_What is required:_ In the data below, which lines hold the word "spinal"? Copy them.

--- Recorded data Enclosed Below ---

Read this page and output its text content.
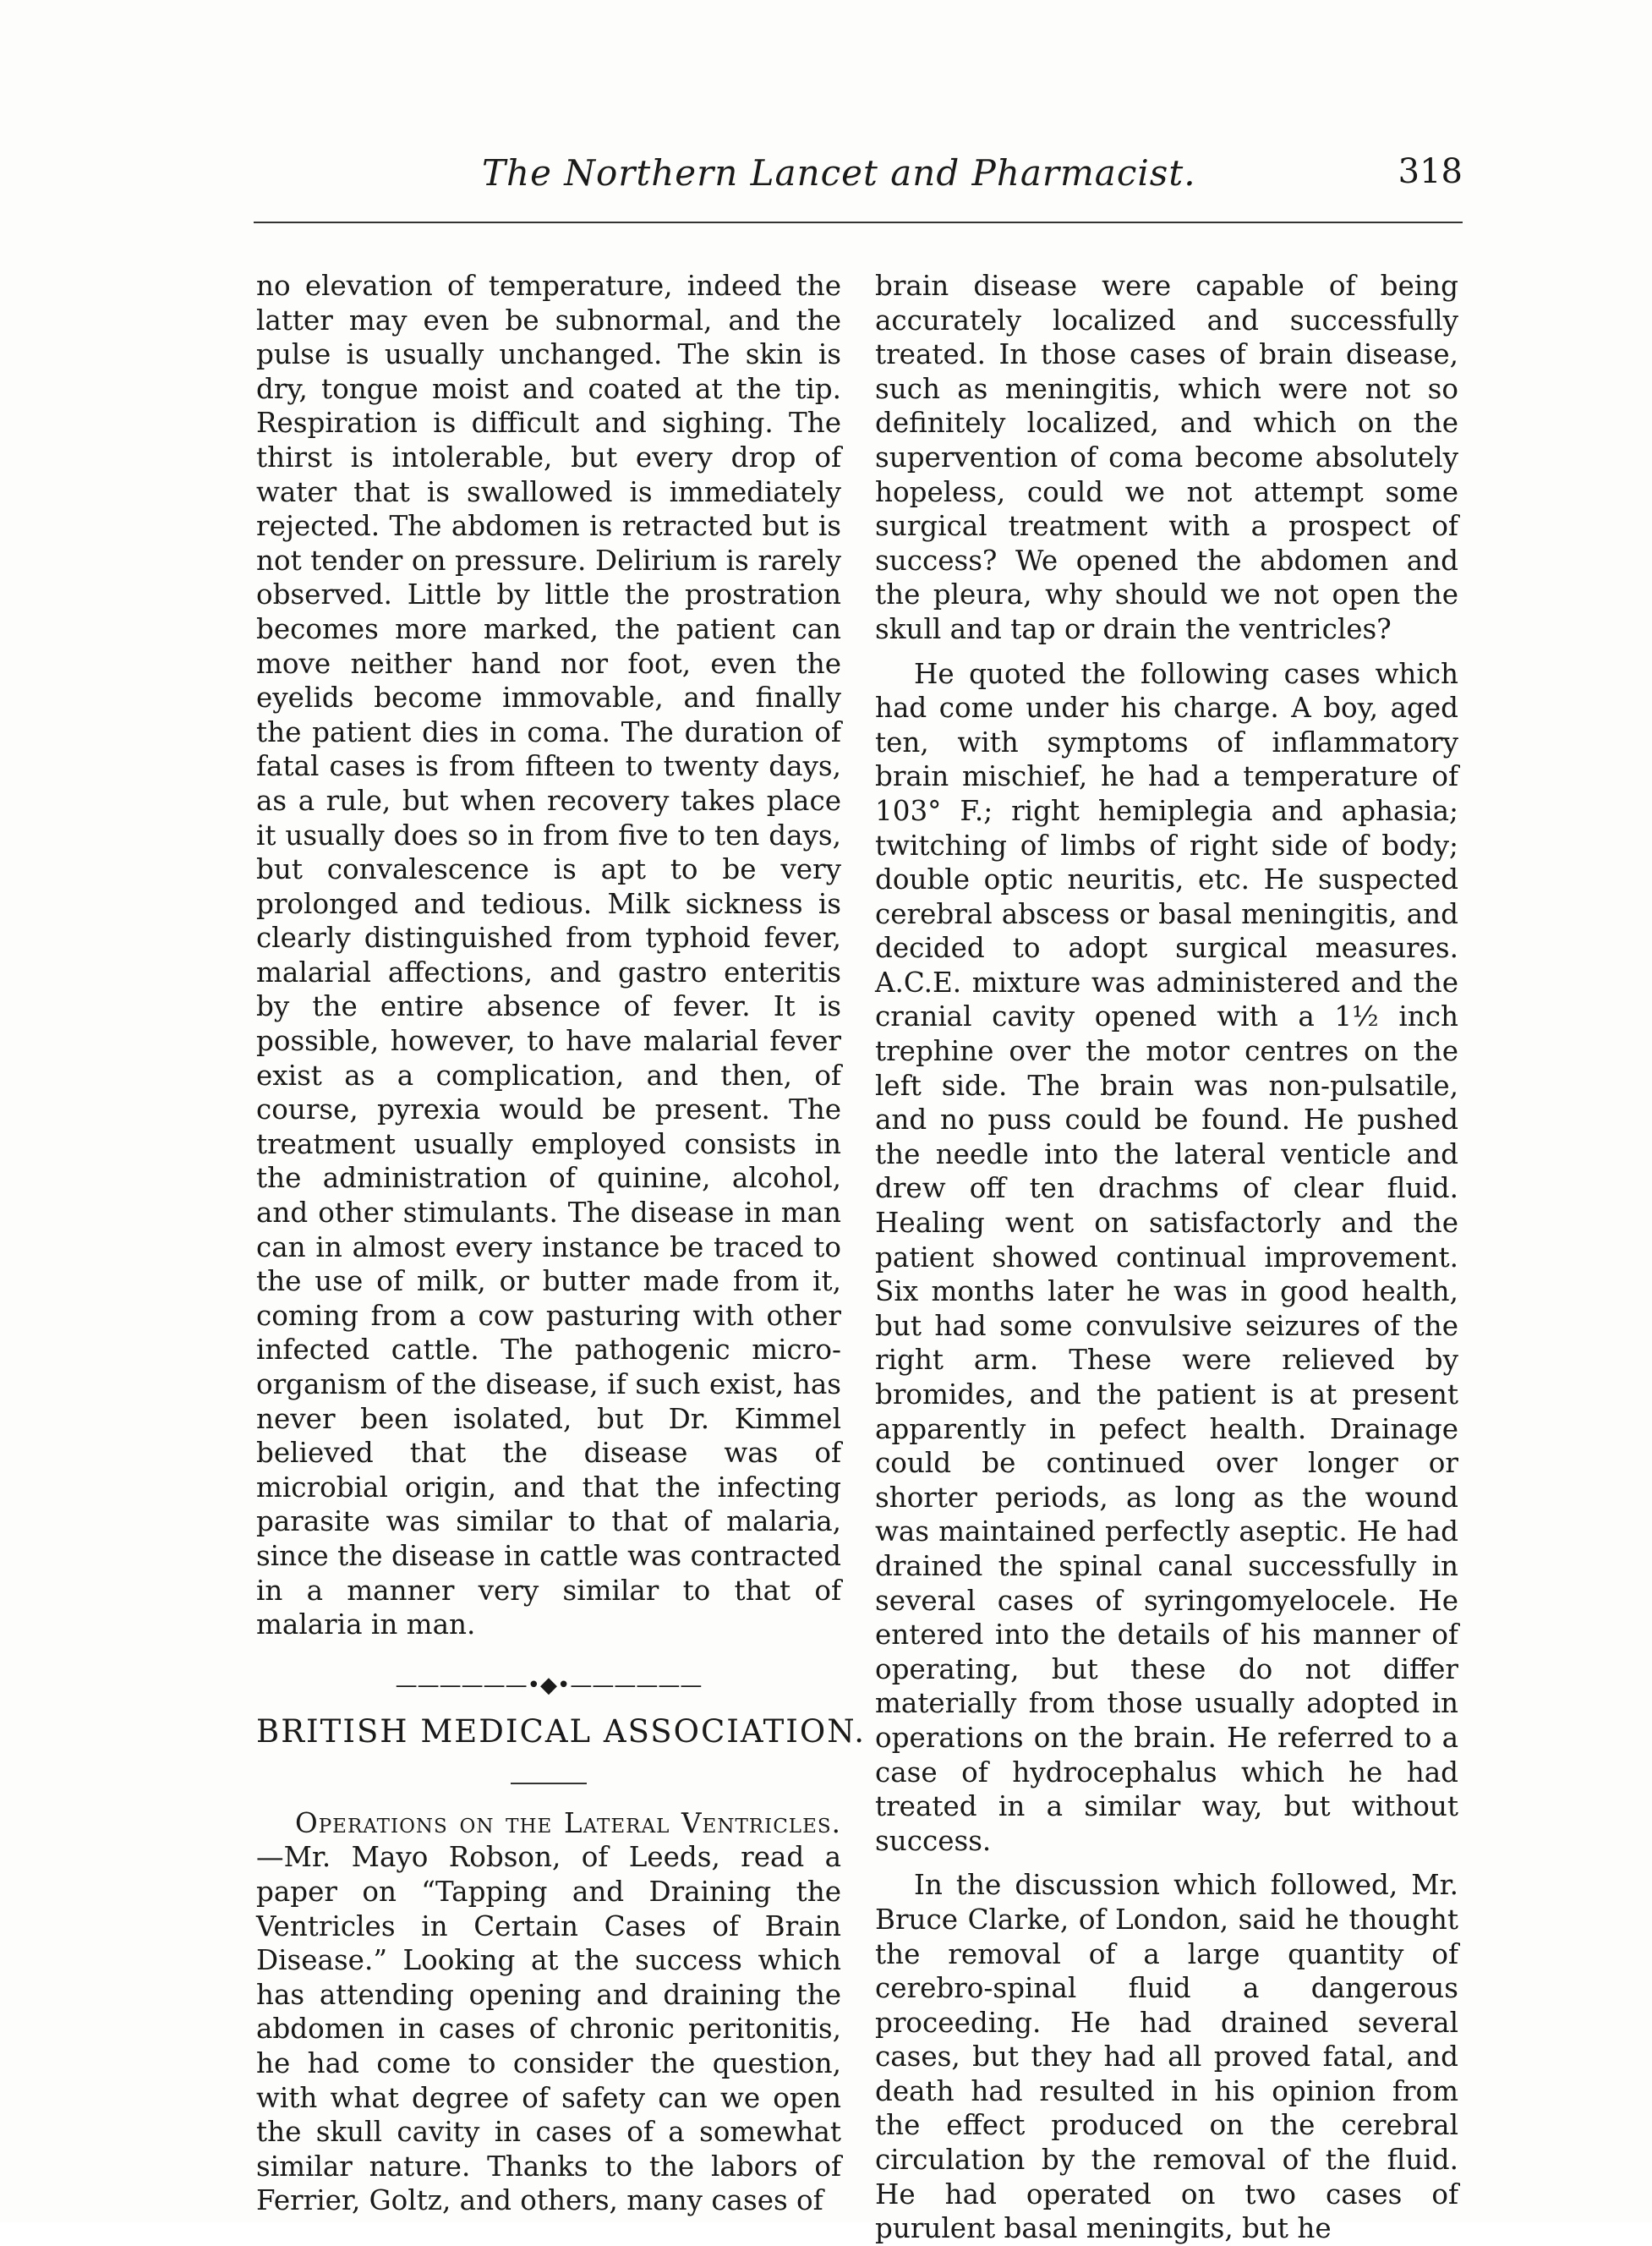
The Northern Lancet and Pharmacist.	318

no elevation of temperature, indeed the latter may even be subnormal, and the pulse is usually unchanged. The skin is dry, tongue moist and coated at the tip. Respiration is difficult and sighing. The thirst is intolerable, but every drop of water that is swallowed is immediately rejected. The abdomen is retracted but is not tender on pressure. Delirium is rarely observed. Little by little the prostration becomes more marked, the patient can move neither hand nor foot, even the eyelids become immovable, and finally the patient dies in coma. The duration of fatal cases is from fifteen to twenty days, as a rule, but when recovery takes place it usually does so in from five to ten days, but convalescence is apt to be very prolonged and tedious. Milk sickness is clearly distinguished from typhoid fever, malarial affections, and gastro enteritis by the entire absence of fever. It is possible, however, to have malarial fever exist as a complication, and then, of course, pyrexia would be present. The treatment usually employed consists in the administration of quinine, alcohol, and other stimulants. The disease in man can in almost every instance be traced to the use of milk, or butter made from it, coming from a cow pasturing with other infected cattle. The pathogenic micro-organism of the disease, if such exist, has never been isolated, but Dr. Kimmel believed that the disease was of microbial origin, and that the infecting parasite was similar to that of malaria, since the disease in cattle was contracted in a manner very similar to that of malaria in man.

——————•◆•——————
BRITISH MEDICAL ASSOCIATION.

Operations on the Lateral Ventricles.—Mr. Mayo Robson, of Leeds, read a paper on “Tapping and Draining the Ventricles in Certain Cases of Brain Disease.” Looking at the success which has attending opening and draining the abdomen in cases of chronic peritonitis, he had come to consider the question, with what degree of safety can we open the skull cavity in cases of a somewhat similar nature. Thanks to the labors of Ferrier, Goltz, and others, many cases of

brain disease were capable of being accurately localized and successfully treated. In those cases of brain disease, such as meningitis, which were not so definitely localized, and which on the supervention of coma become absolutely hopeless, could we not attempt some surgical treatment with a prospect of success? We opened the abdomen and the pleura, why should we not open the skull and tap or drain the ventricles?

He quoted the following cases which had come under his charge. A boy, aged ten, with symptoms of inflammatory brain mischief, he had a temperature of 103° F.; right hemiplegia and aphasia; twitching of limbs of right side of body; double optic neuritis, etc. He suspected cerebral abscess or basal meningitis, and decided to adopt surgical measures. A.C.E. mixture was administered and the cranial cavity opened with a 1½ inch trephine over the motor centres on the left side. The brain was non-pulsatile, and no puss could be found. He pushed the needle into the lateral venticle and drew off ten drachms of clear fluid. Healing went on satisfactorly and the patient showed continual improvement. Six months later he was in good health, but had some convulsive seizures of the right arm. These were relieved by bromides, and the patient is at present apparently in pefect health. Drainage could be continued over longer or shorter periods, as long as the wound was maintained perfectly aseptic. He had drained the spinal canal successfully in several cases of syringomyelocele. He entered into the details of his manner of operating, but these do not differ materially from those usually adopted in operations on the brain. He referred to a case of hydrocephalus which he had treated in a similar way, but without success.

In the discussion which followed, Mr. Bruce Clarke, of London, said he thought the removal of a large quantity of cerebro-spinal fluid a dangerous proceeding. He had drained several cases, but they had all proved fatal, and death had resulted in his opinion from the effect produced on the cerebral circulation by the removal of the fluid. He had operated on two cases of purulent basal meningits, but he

--- End of Enclosed Recorded data ---

_Solution:_
He quoted the following cases which had come under his charge. A boy, aged ten, with symptoms of inflammatory brain mischief, he had a temperature of 103° F.; right hemiplegia and aphasia; twitching of limbs of right side of body; double optic neuritis, etc. He suspected cerebral abscess or basal meningitis, and decided to adopt surgical measures. A.C.E. mixture was administered and the cranial cavity opened with a 1½ inch trephine over the motor centres on the left side. The brain was non-pulsatile, and no puss could be found. He pushed the needle into the lateral venticle and drew off ten drachms of clear fluid. Healing went on satisfactorly and the patient showed continual improvement. Six months later he was in good health, but had some convulsive seizures of the right arm. These were relieved by bromides, and the patient is at present apparently in pefect health. Drainage could be continued over longer or shorter periods, as long as the wound was maintained perfectly aseptic. He had drained the spinal canal successfully in several cases of syringomyelocele. He entered into the details of his manner of operating, but these do not differ materially from those usually adopted in operations on the brain. He referred to a case of hydrocephalus which he had treated in a similar way, but without success.
In the discussion which followed, Mr. Bruce Clarke, of London, said he thought the removal of a large quantity of cerebro-spinal fluid a dangerous proceeding. He had drained several cases, but they had all proved fatal, and death had resulted in his opinion from the effect produced on the cerebral circulation by the removal of the fluid. He had operated on two cases of purulent basal meningits, but he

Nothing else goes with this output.